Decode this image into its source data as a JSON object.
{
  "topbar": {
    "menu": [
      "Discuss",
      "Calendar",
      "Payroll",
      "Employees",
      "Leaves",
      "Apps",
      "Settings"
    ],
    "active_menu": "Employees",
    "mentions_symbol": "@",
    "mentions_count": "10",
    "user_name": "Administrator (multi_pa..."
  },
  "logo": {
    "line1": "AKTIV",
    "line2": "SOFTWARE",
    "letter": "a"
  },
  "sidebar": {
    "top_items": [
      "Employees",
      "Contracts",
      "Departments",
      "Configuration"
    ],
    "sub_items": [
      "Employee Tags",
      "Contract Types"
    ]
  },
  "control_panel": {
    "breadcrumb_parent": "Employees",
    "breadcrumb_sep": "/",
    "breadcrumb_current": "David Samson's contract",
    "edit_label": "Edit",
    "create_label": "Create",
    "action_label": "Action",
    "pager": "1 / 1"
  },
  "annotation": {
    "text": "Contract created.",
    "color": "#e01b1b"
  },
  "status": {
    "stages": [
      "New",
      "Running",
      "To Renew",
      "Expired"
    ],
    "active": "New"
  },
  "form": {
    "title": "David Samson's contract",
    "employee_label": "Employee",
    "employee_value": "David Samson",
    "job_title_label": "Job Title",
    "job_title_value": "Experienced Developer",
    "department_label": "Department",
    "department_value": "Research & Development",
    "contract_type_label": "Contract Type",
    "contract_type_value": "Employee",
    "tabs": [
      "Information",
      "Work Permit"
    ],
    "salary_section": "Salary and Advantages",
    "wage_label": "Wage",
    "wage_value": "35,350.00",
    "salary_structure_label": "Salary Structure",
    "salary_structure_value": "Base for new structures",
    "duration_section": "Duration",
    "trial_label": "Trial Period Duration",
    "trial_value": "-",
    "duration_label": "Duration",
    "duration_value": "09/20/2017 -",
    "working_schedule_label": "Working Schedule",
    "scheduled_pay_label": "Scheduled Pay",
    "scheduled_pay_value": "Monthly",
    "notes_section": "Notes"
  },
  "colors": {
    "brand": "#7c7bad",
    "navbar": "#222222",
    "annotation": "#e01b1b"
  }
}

━━━━━━━━━━

▶ [Written request]
Write the material out again in its entirety, exactly as shown.

▶ [Response to the task]
Decode this image into its source data as a JSON object.
{
  "topbar": {
    "menu": [
      "Discuss",
      "Calendar",
      "Payroll",
      "Employees",
      "Leaves",
      "Apps",
      "Settings"
    ],
    "active_menu": "Employees",
    "mentions_symbol": "@",
    "mentions_count": "10",
    "user_name": "Administrator (multi_pa..."
  },
  "logo": {
    "line1": "AKTIV",
    "line2": "SOFTWARE",
    "letter": "a"
  },
  "sidebar": {
    "top_items": [
      "Employees",
      "Contracts",
      "Departments",
      "Configuration"
    ],
    "sub_items": [
      "Employee Tags",
      "Contract Types"
    ]
  },
  "control_panel": {
    "breadcrumb_parent": "Employees",
    "breadcrumb_sep": "/",
    "breadcrumb_current": "David Samson's contract",
    "edit_label": "Edit",
    "create_label": "Create",
    "action_label": "Action",
    "pager": "1 / 1"
  },
  "annotation": {
    "text": "Contract created.",
    "color": "#e01b1b"
  },
  "status": {
    "stages": [
      "New",
      "Running",
      "To Renew",
      "Expired"
    ],
    "active": "New"
  },
  "form": {
    "title": "David Samson's contract",
    "employee_label": "Employee",
    "employee_value": "David Samson",
    "job_title_label": "Job Title",
    "job_title_value": "Experienced Developer",
    "department_label": "Department",
    "department_value": "Research & Development",
    "contract_type_label": "Contract Type",
    "contract_type_value": "Employee",
    "tabs": [
      "Information",
      "Work Permit"
    ],
    "salary_section": "Salary and Advantages",
    "wage_label": "Wage",
    "wage_value": "35,350.00",
    "salary_structure_label": "Salary Structure",
    "salary_structure_value": "Base for new structures",
    "duration_section": "Duration",
    "trial_label": "Trial Period Duration",
    "trial_value": "-",
    "duration_label": "Duration",
    "duration_value": "09/20/2017 -",
    "working_schedule_label": "Working Schedule",
    "scheduled_pay_label": "Scheduled Pay",
    "scheduled_pay_value": "Monthly",
    "notes_section": "Notes"
  },
  "colors": {
    "brand": "#7c7bad",
    "navbar": "#222222",
    "annotation": "#e01b1b"
  }
}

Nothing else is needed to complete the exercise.